---------- LISTING
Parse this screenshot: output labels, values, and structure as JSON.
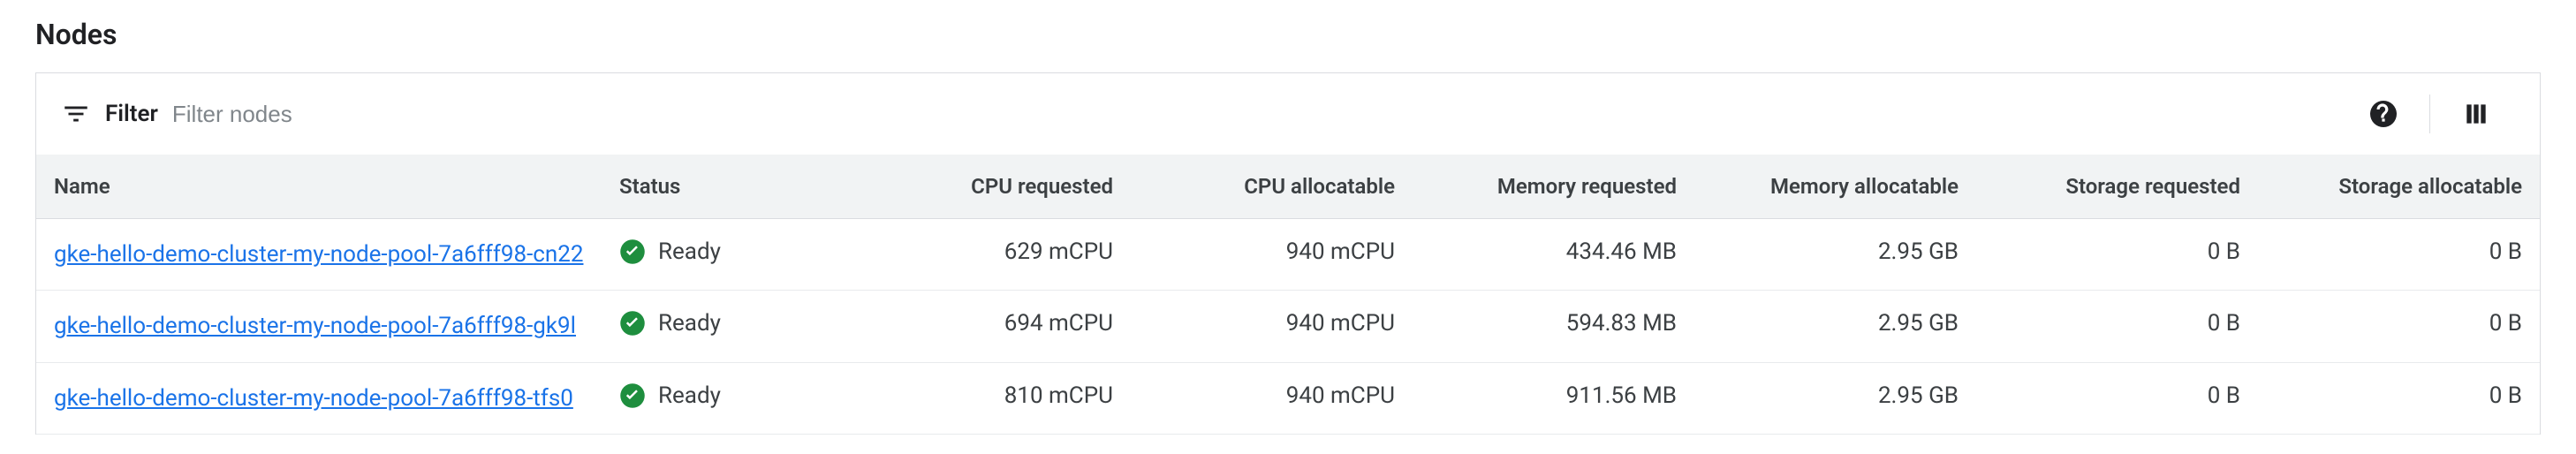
{
  "section": {
    "title": "Nodes"
  },
  "filter": {
    "label": "Filter",
    "placeholder": "Filter nodes"
  },
  "columns": {
    "name": "Name",
    "status": "Status",
    "cpu_req": "CPU requested",
    "cpu_alloc": "CPU allocatable",
    "mem_req": "Memory requested",
    "mem_alloc": "Memory allocatable",
    "stor_req": "Storage requested",
    "stor_alloc": "Storage allocatable"
  },
  "rows": [
    {
      "name": "gke-hello-demo-cluster-my-node-pool-7a6fff98-cn22",
      "status": "Ready",
      "cpu_req": "629 mCPU",
      "cpu_alloc": "940 mCPU",
      "mem_req": "434.46 MB",
      "mem_alloc": "2.95 GB",
      "stor_req": "0 B",
      "stor_alloc": "0 B"
    },
    {
      "name": "gke-hello-demo-cluster-my-node-pool-7a6fff98-gk9l",
      "status": "Ready",
      "cpu_req": "694 mCPU",
      "cpu_alloc": "940 mCPU",
      "mem_req": "594.83 MB",
      "mem_alloc": "2.95 GB",
      "stor_req": "0 B",
      "stor_alloc": "0 B"
    },
    {
      "name": "gke-hello-demo-cluster-my-node-pool-7a6fff98-tfs0",
      "status": "Ready",
      "cpu_req": "810 mCPU",
      "cpu_alloc": "940 mCPU",
      "mem_req": "911.56 MB",
      "mem_alloc": "2.95 GB",
      "stor_req": "0 B",
      "stor_alloc": "0 B"
    }
  ]
}
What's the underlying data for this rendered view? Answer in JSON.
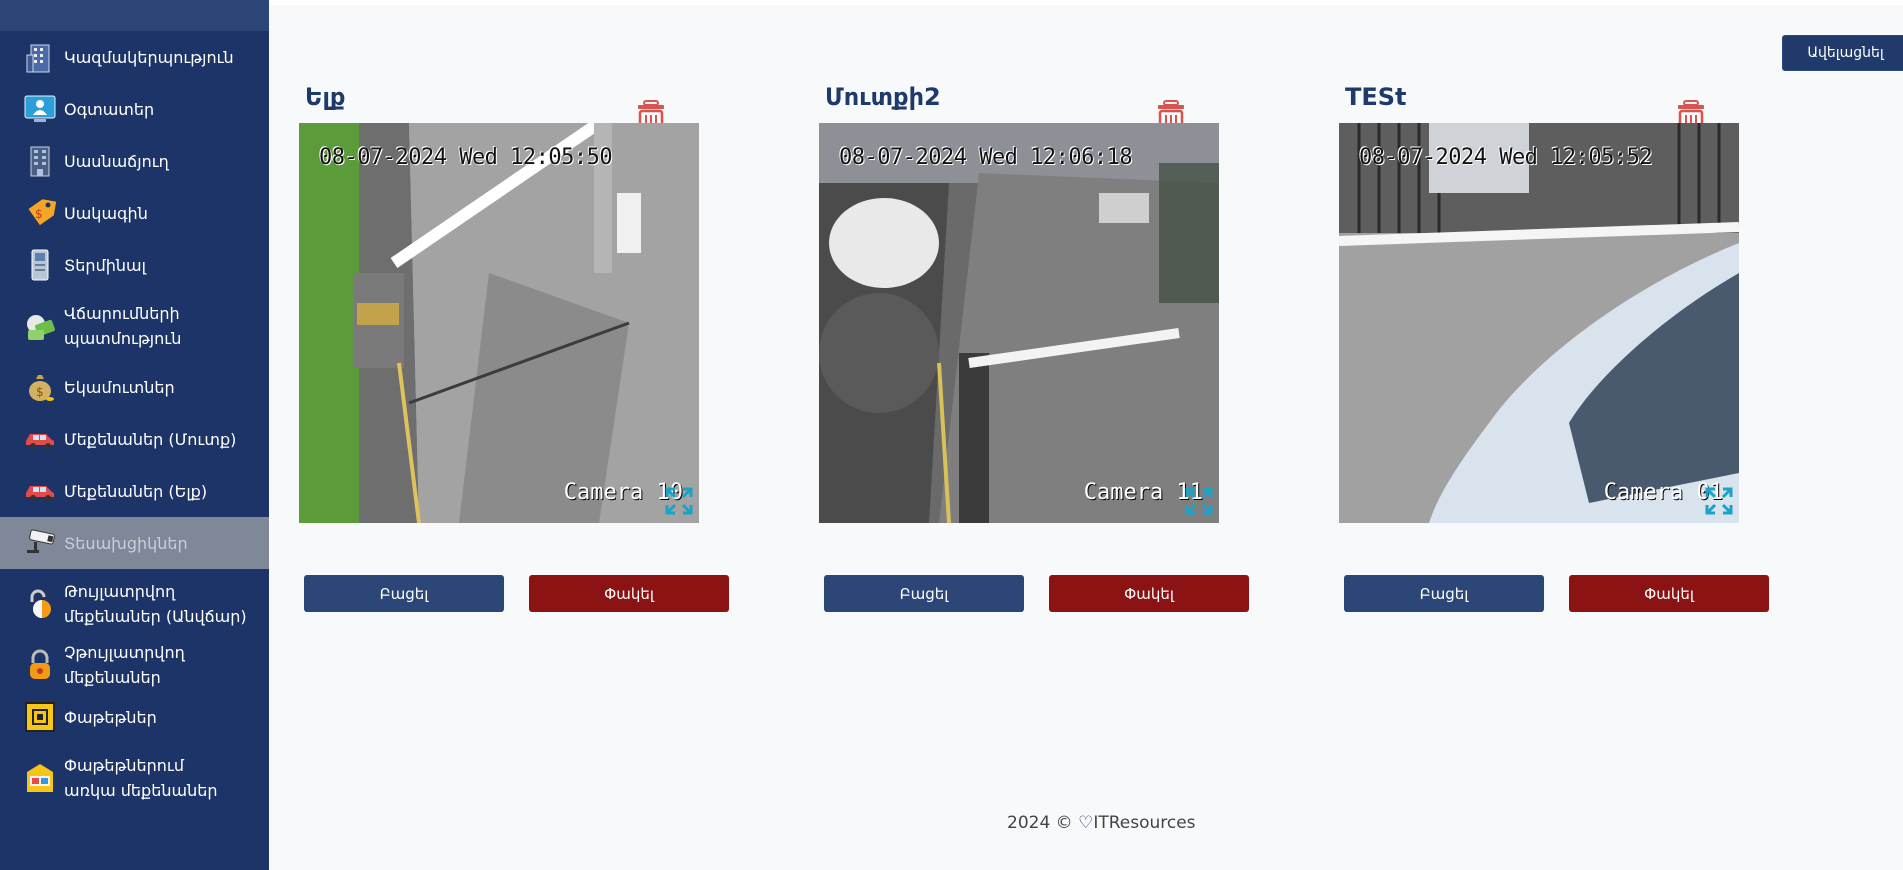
{
  "sidebar": {
    "items": [
      {
        "label": "Կազմակերպություն",
        "icon": "building-icon"
      },
      {
        "label": "Օգտատեր",
        "icon": "user-icon"
      },
      {
        "label": "Սասնաճյուղ",
        "icon": "branch-building-icon"
      },
      {
        "label": "Սակագին",
        "icon": "tag-icon"
      },
      {
        "label": "Տերմինալ",
        "icon": "terminal-icon"
      },
      {
        "label": "Վճարումների պատմություն",
        "icon": "payment-history-icon"
      },
      {
        "label": "Եկամուտներ",
        "icon": "money-bag-icon"
      },
      {
        "label": "Մեքենաներ (Մուտք)",
        "icon": "car-icon"
      },
      {
        "label": "Մեքենաներ (Ելք)",
        "icon": "car-icon"
      },
      {
        "label": "Տեսախցիկներ",
        "icon": "camera-icon",
        "active": true
      },
      {
        "label": "Թույլատրվող մեքենաներ (Անվճար)",
        "icon": "unlock-icon"
      },
      {
        "label": "Չթույլատրվող մեքենաներ",
        "icon": "lock-icon"
      },
      {
        "label": "Փաթեթներ",
        "icon": "package-icon"
      },
      {
        "label": "Փաթեթներում առկա մեքենաներ",
        "icon": "package-cars-icon"
      }
    ]
  },
  "main": {
    "add_label": "Ավելացնել",
    "cameras": [
      {
        "title": "Ելք",
        "datetime": "08-07-2024 Wed 12:05:50",
        "camera_label": "Camera 10",
        "open_label": "Բացել",
        "close_label": "Փակել"
      },
      {
        "title": "Մուտքի2",
        "datetime": "08-07-2024 Wed 12:06:18",
        "camera_label": "Camera 11",
        "open_label": "Բացել",
        "close_label": "Փակել"
      },
      {
        "title": "TESt",
        "datetime": "08-07-2024 Wed 12:05:52",
        "camera_label": "Camera 01",
        "open_label": "Բացել",
        "close_label": "Փակել"
      }
    ]
  },
  "footer": {
    "year": "2024 ©",
    "company": "ITResources"
  },
  "colors": {
    "sidebar": "#1c3467",
    "active_item": "#7e8898",
    "primary_button": "#2c4677",
    "danger_button": "#8b1313",
    "title": "#1e3a6a",
    "delete_icon": "#d9534f"
  }
}
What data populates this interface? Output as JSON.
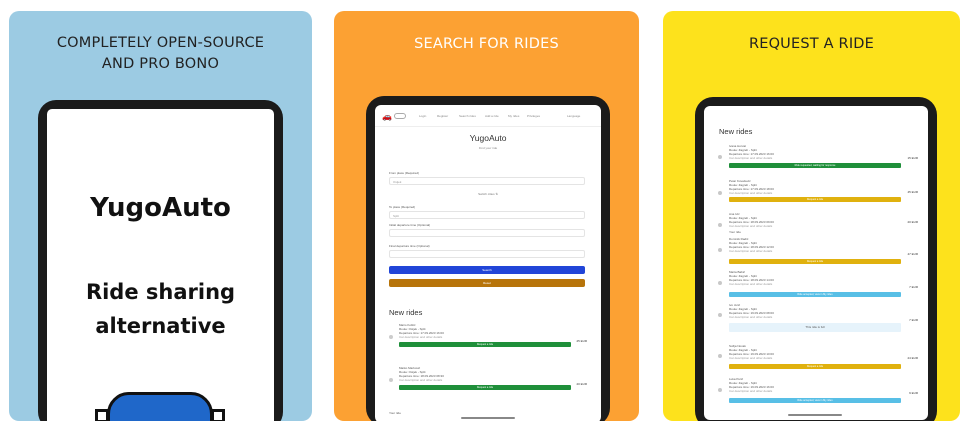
{
  "colors": {
    "panel1_bg": "#9ccbe3",
    "panel2_bg": "#fca133",
    "panel3_bg": "#fde21c",
    "green": "#1f8f3a",
    "gold": "#e0b10e",
    "blue_search": "#2145d8",
    "brown_reset": "#b7740a",
    "cyan": "#58bfe6"
  },
  "panels": [
    {
      "title_line1": "COMPLETELY OPEN-SOURCE",
      "title_line2": "AND PRO BONO",
      "brand": "YugoAuto",
      "tagline_line1": "Ride sharing",
      "tagline_line2": "alternative"
    },
    {
      "title": "SEARCH FOR RIDES",
      "nav": [
        "Login",
        "Register",
        "Search rides",
        "Add a ride",
        "My rides",
        "Privileges",
        "Language"
      ],
      "app_title": "YugoAuto",
      "app_subtitle": "Find your ride",
      "form": {
        "from_label": "From place (Required)",
        "from_value": "Osijek",
        "switch_label": "Switch cities ⇅",
        "to_label": "To place (Required)",
        "to_value": "Split",
        "initial_label": "Initial departure time (Optional)",
        "final_label": "Final departure time (Optional)",
        "search_button": "Search",
        "reset_button": "Reset"
      },
      "new_rides_heading": "New rides",
      "rides": [
        {
          "name": "Mario Koštić",
          "route": "Route: Osijek - Split",
          "time": "Departure time: 17.09.2023 16:00",
          "note": "Car description and other details",
          "price": "25 EUR",
          "action": "Request a ride"
        },
        {
          "name": "Marko Marković",
          "route": "Route: Osijek - Split",
          "time": "Departure time: 18.09.2023 08:30",
          "note": "Car description and other details",
          "price": "20 EUR",
          "action": "Request a ride"
        },
        {
          "name": "Your ride",
          "route": "",
          "time": "",
          "note": "",
          "price": "",
          "action": ""
        }
      ]
    },
    {
      "title": "REQUEST A RIDE",
      "new_rides_heading": "New rides",
      "rides": [
        {
          "name": "Ivana Horvat",
          "route": "Route: Zagreb - Split",
          "time": "Departure time: 17.09.2023 16:00",
          "note": "Car description and other details",
          "price": "15 EUR",
          "action": "Ride requested, waiting for response",
          "status": "green"
        },
        {
          "name": "Petar Kovačević",
          "route": "Route: Zagreb - Split",
          "time": "Departure time: 17.09.2023 18:00",
          "note": "Car description and other details",
          "price": "45 EUR",
          "action": "Request a ride",
          "status": "gold"
        },
        {
          "name": "Ana Ivić",
          "route": "Route: Zagreb - Split",
          "time": "Departure time: 18.09.2023 09:00",
          "note": "Car description and other details",
          "price": "20 EUR",
          "action": "",
          "status": "none"
        },
        {
          "name": "Your ride",
          "route": "",
          "time": "",
          "note": "",
          "price": "",
          "action": "",
          "status": "label"
        },
        {
          "name": "Dominik Radić",
          "route": "Route: Zagreb - Split",
          "time": "Departure time: 18.09.2023 12:00",
          "note": "Car description and other details",
          "price": "47 EUR",
          "action": "Request a ride",
          "status": "gold"
        },
        {
          "name": "Marta Babić",
          "route": "Route: Zagreb - Split",
          "time": "Departure time: 18.09.2023 14:00",
          "note": "Car description and other details",
          "price": "7 EUR",
          "action": "Ride accepted, view in My rides",
          "status": "cyan"
        },
        {
          "name": "Ivo Jurić",
          "route": "Route: Zagreb - Split",
          "time": "Departure time: 19.09.2023 08:00",
          "note": "Car description and other details",
          "price": "7 EUR",
          "action": "This ride is full",
          "status": "light"
        },
        {
          "name": "Sofija Novak",
          "route": "Route: Zagreb - Split",
          "time": "Departure time: 19.09.2023 10:00",
          "note": "Car description and other details",
          "price": "24 EUR",
          "action": "Request a ride",
          "status": "gold"
        },
        {
          "name": "Luka Perić",
          "route": "Route: Zagreb - Split",
          "time": "Departure time: 19.09.2023 16:00",
          "note": "Car description and other details",
          "price": "9 EUR",
          "action": "Ride accepted, view in My rides",
          "status": "cyan"
        }
      ]
    }
  ]
}
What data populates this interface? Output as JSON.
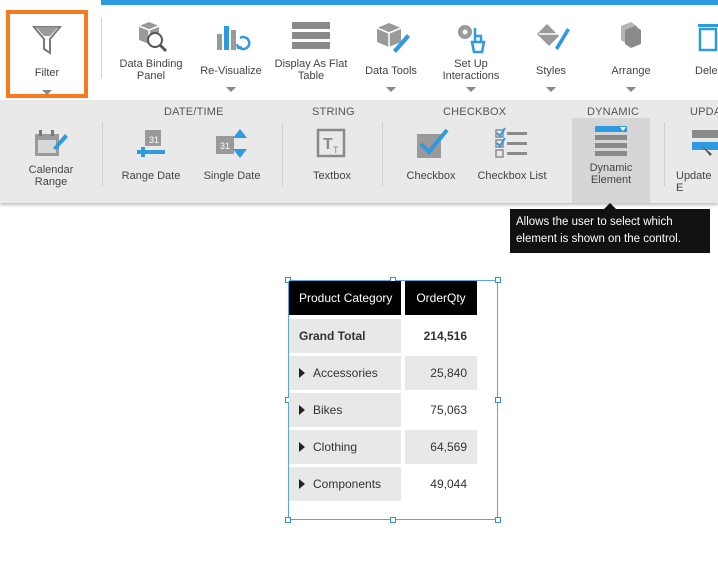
{
  "toolbar": {
    "filter": "Filter",
    "data_binding": [
      "Data Binding",
      "Panel"
    ],
    "revisualize": "Re-Visualize",
    "flat_table": [
      "Display As Flat",
      "Table"
    ],
    "data_tools": "Data Tools",
    "interactions": [
      "Set Up",
      "Interactions"
    ],
    "styles": "Styles",
    "arrange": "Arrange",
    "delete": "Dele"
  },
  "sections": {
    "datetime": "DATE/TIME",
    "string": "STRING",
    "checkbox": "CHECKBOX",
    "dynamic": "DYNAMIC",
    "update": "UPDA"
  },
  "filters": {
    "calendar_range": [
      "Calendar",
      "Range"
    ],
    "range_date": "Range Date",
    "single_date": "Single Date",
    "textbox": "Textbox",
    "checkbox": "Checkbox",
    "checkbox_list": "Checkbox List",
    "dynamic_element": [
      "Dynamic",
      "Element"
    ],
    "update": "Update E"
  },
  "tooltip": "Allows the user to select which element is shown on the control.",
  "table": {
    "headers": [
      "Product Category",
      "OrderQty"
    ],
    "grand_total": {
      "label": "Grand Total",
      "value": "214,516"
    },
    "rows": [
      {
        "label": "Accessories",
        "value": "25,840"
      },
      {
        "label": "Bikes",
        "value": "75,063"
      },
      {
        "label": "Clothing",
        "value": "64,569"
      },
      {
        "label": "Components",
        "value": "49,044"
      }
    ]
  },
  "colors": {
    "accent": "#2e9ae0",
    "highlight": "#f47b20",
    "icon": "#8a8a8a"
  }
}
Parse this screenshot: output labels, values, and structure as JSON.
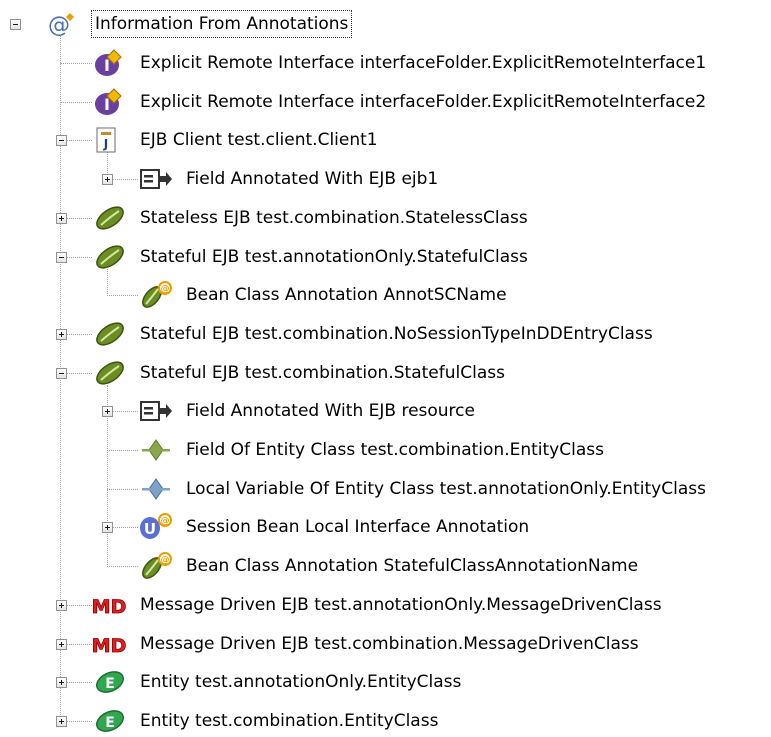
{
  "tree": {
    "root": {
      "label": "Information From Annotations",
      "icon": "annotation-info-icon",
      "expanded": true,
      "children": [
        {
          "label": "Explicit Remote Interface interfaceFolder.ExplicitRemoteInterface1",
          "icon": "remote-interface-icon",
          "expandable": false,
          "expanded": false,
          "children": []
        },
        {
          "label": "Explicit Remote Interface interfaceFolder.ExplicitRemoteInterface2",
          "icon": "remote-interface-icon",
          "expandable": false,
          "expanded": false,
          "children": []
        },
        {
          "label": "EJB Client test.client.Client1",
          "icon": "ejb-client-icon",
          "expandable": true,
          "expanded": true,
          "children": [
            {
              "label": "Field Annotated With EJB ejb1",
              "icon": "annotated-field-icon",
              "expandable": true,
              "expanded": false,
              "children": []
            }
          ]
        },
        {
          "label": "Stateless EJB test.combination.StatelessClass",
          "icon": "session-bean-icon",
          "expandable": true,
          "expanded": false,
          "children": []
        },
        {
          "label": "Stateful EJB test.annotationOnly.StatefulClass",
          "icon": "session-bean-icon",
          "expandable": true,
          "expanded": true,
          "children": [
            {
              "label": "Bean Class Annotation AnnotSCName",
              "icon": "bean-class-annotation-icon",
              "expandable": false,
              "expanded": false,
              "children": []
            }
          ]
        },
        {
          "label": "Stateful EJB test.combination.NoSessionTypeInDDEntryClass",
          "icon": "session-bean-icon",
          "expandable": true,
          "expanded": false,
          "children": []
        },
        {
          "label": "Stateful EJB test.combination.StatefulClass",
          "icon": "session-bean-icon",
          "expandable": true,
          "expanded": true,
          "children": [
            {
              "label": "Field Annotated With EJB resource",
              "icon": "annotated-field-icon",
              "expandable": true,
              "expanded": false,
              "children": []
            },
            {
              "label": "Field Of Entity Class test.combination.EntityClass",
              "icon": "field-icon",
              "expandable": false,
              "expanded": false,
              "children": []
            },
            {
              "label": "Local Variable Of Entity Class test.annotationOnly.EntityClass",
              "icon": "local-variable-icon",
              "expandable": false,
              "expanded": false,
              "children": []
            },
            {
              "label": "Session Bean Local Interface Annotation",
              "icon": "local-interface-annotation-icon",
              "expandable": true,
              "expanded": false,
              "children": []
            },
            {
              "label": "Bean Class Annotation StatefulClassAnnotationName",
              "icon": "bean-class-annotation-icon",
              "expandable": false,
              "expanded": false,
              "children": []
            }
          ]
        },
        {
          "label": "Message Driven EJB test.annotationOnly.MessageDrivenClass",
          "icon": "message-driven-bean-icon",
          "expandable": true,
          "expanded": false,
          "children": []
        },
        {
          "label": "Message Driven EJB test.combination.MessageDrivenClass",
          "icon": "message-driven-bean-icon",
          "expandable": true,
          "expanded": false,
          "children": []
        },
        {
          "label": "Entity test.annotationOnly.EntityClass",
          "icon": "entity-bean-icon",
          "expandable": true,
          "expanded": false,
          "children": []
        },
        {
          "label": "Entity test.combination.EntityClass",
          "icon": "entity-bean-icon",
          "expandable": true,
          "expanded": false,
          "children": []
        }
      ]
    },
    "colors": {
      "connector": "#a0a0a0",
      "remote_interface": "#6a3fa0",
      "session_bean": "#6b8e23",
      "message_driven": "#e02020",
      "entity_bean": "#2fa84f",
      "field_green": "#8aa64c",
      "field_blue": "#7ea3c9",
      "annotation_badge": "#e8a000"
    }
  }
}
--------------------
● YOUR TASK: Show the lines of the records that include the string "price".

● RESPONSE BELOW:
          "price": "25 EUR",
          "price": "20 EUR",
          "price": "",
          "price": "15 EUR",
          "price": "45 EUR",
          "price": "20 EUR",
          "price": "",
          "price": "47 EUR",
          "price": "7 EUR",
          "price": "7 EUR",
          "price": "24 EUR",
          "price": "9 EUR",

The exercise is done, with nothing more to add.